-- Exercise brief --
What lines of the data include the string "Иванович"? Copy them all.

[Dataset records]

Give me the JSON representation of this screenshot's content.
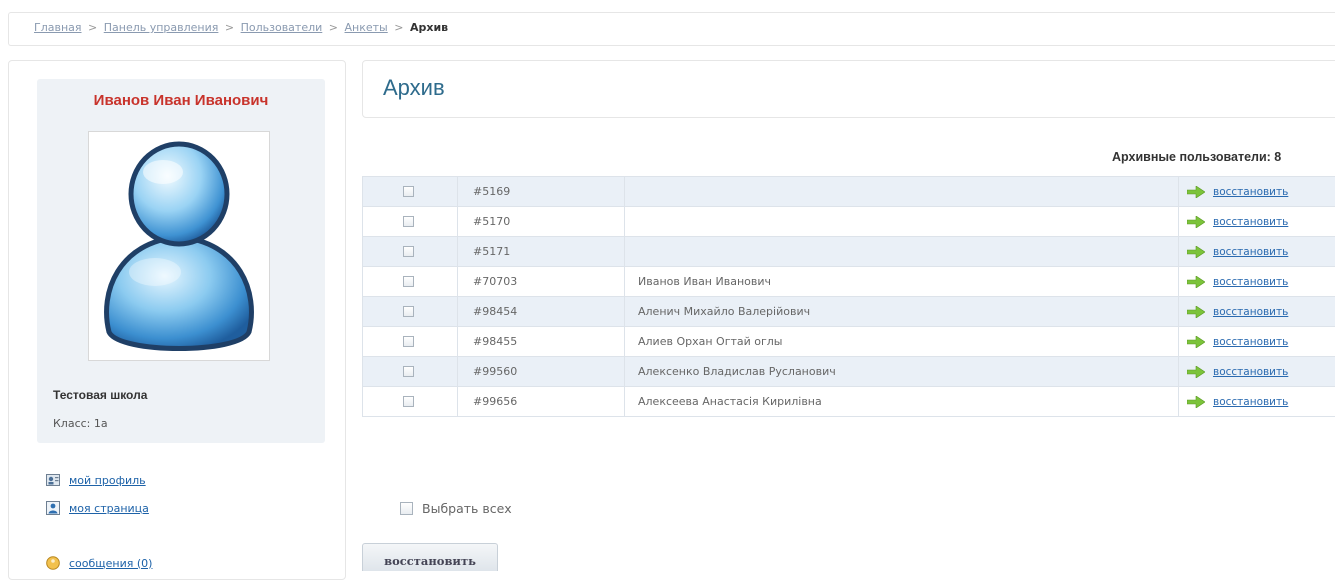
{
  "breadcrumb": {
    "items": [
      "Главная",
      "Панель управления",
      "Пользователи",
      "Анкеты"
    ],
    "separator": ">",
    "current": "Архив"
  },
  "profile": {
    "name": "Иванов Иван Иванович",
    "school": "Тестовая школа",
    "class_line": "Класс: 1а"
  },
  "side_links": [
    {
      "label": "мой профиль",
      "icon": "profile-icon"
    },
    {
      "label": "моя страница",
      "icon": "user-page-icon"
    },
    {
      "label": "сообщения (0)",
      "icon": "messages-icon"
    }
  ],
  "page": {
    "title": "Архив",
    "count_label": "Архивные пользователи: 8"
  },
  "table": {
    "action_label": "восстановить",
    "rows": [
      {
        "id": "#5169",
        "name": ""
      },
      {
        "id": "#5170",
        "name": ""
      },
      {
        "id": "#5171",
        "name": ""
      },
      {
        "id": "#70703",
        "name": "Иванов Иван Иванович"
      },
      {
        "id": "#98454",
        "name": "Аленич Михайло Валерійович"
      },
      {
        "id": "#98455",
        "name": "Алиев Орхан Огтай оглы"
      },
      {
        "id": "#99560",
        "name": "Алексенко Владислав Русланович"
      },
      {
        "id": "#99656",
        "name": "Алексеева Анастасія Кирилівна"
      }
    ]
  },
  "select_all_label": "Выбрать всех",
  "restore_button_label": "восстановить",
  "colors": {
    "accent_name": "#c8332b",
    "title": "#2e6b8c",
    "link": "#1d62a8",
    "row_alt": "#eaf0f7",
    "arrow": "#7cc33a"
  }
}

-- Final result --
    "name": "Иванов Иван Иванович",
        "name": "Иванов Иван Иванович"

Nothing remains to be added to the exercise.